▶ **Direction**: Copy all lines below exactly as written. Leave pictures out.

Extracted data entries
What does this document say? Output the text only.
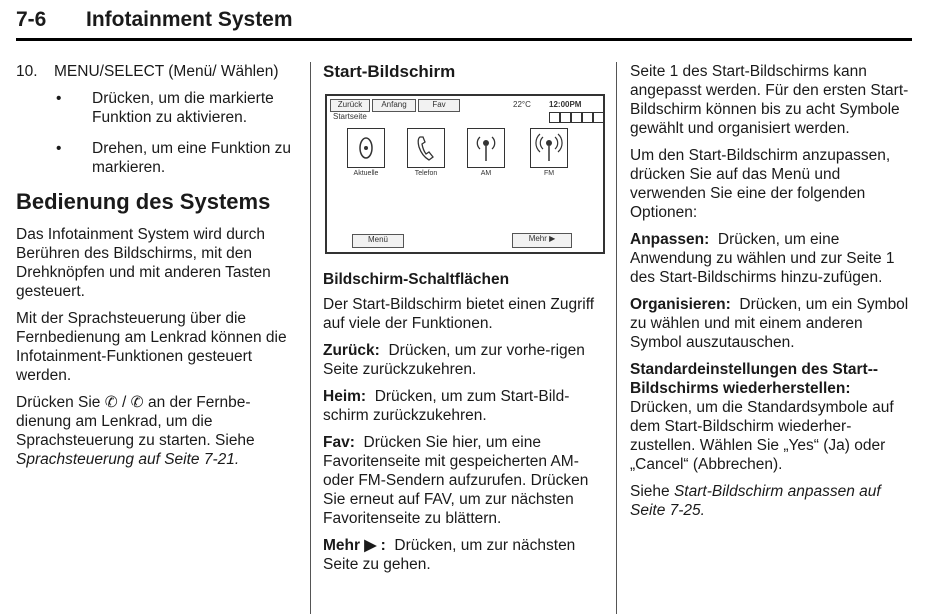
7-6 Infotainment System
10. MENU/SELECT (Menü/ Wählen)
• Drücken, um die markierte Funktion zu aktivieren.
• Drehen, um eine Funktion zu markieren.
Bedienung des Systems

Das Infotainment System wird durch Berühren des Bildschirms, mit den Drehknöpfen und mit anderen Tasten gesteuert.

Mit der Sprachsteuerung über die Fernbedienung am Lenkrad können die Infotainment-Funktionen gesteuert werden.

Drücken Sie ✆ / ✆ an der Fernbe-dienung am Lenkrad, um die Sprachsteuerung zu starten. Siehe Sprachsteuerung auf Seite 7-21.

Start-Bildschirm
Zurück	Anfang	Fav	22°C 12:00PM
Startseite
Aktuelle	Telefon	AM	FM
Menü	Mehr ▶
Bildschirm-Schaltflächen

Der Start-Bildschirm bietet einen Zugriff auf viele der Funktionen.

Zurück: Drücken, um zur vorhe-rigen Seite zurückzukehren.

Heim: Drücken, um zum Start-Bild-schirm zurückzukehren.

Fav: Drücken Sie hier, um eine Favoritenseite mit gespeicherten AM- oder FM-Sendern aufzurufen. Drücken Sie erneut auf FAV, um zur nächsten Favoritenseite zu blättern.

Mehr ▶ : Drücken, um zur nächsten Seite zu gehen.

Seite 1 des Start-Bildschirms kann angepasst werden. Für den ersten Start-Bildschirm können bis zu acht Symbole gewählt und organisiert werden.

Um den Start-Bildschirm anzupassen, drücken Sie auf das Menü und verwenden Sie eine der folgenden Optionen:

Anpassen: Drücken, um eine Anwendung zu wählen und zur Seite 1 des Start-Bildschirms hinzu-zufügen.

Organisieren: Drücken, um ein Symbol zu wählen und mit einem anderen Symbol auszutauschen.

Standardeinstellungen des Start-- Bildschirms wiederherstellen:
Drücken, um die Standardsymbole auf dem Start-Bildschirm wiederher-zustellen. Wählen Sie „Yes“ (Ja) oder „Cancel“ (Abbrechen).

Siehe Start-Bildschirm anpassen auf Seite 7-25.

▶ **Task result**:
What does this document say? Output the text only.
7-6 Infotainment System
10. MENU/SELECT (Menü/ Wählen)
• Drücken, um die markierte Funktion zu aktivieren.
• Drehen, um eine Funktion zu markieren.
Bedienung des Systems

Das Infotainment System wird durch Berühren des Bildschirms, mit den Drehknöpfen und mit anderen Tasten gesteuert.

Mit der Sprachsteuerung über die Fernbedienung am Lenkrad können die Infotainment-Funktionen gesteuert werden.

Drücken Sie ✆ / ✆ an der Fernbe-dienung am Lenkrad, um die Sprachsteuerung zu starten. Siehe Sprachsteuerung auf Seite 7-21.

Start-Bildschirm
Zurück	Anfang	Fav	22°C 12:00PM
Startseite
Aktuelle	Telefon	AM	FM
Menü	Mehr ▶
Bildschirm-Schaltflächen

Der Start-Bildschirm bietet einen Zugriff auf viele der Funktionen.

Zurück: Drücken, um zur vorhe-rigen Seite zurückzukehren.

Heim: Drücken, um zum Start-Bild-schirm zurückzukehren.

Fav: Drücken Sie hier, um eine Favoritenseite mit gespeicherten AM- oder FM-Sendern aufzurufen. Drücken Sie erneut auf FAV, um zur nächsten Favoritenseite zu blättern.

Mehr ▶ : Drücken, um zur nächsten Seite zu gehen.

Seite 1 des Start-Bildschirms kann angepasst werden. Für den ersten Start-Bildschirm können bis zu acht Symbole gewählt und organisiert werden.

Um den Start-Bildschirm anzupassen, drücken Sie auf das Menü und verwenden Sie eine der folgenden Optionen:

Anpassen: Drücken, um eine Anwendung zu wählen und zur Seite 1 des Start-Bildschirms hinzu-zufügen.

Organisieren: Drücken, um ein Symbol zu wählen und mit einem anderen Symbol auszutauschen.

Standardeinstellungen des Start-- Bildschirms wiederherstellen:
Drücken, um die Standardsymbole auf dem Start-Bildschirm wiederher-zustellen. Wählen Sie „Yes“ (Ja) oder „Cancel“ (Abbrechen).

Siehe Start-Bildschirm anpassen auf Seite 7-25.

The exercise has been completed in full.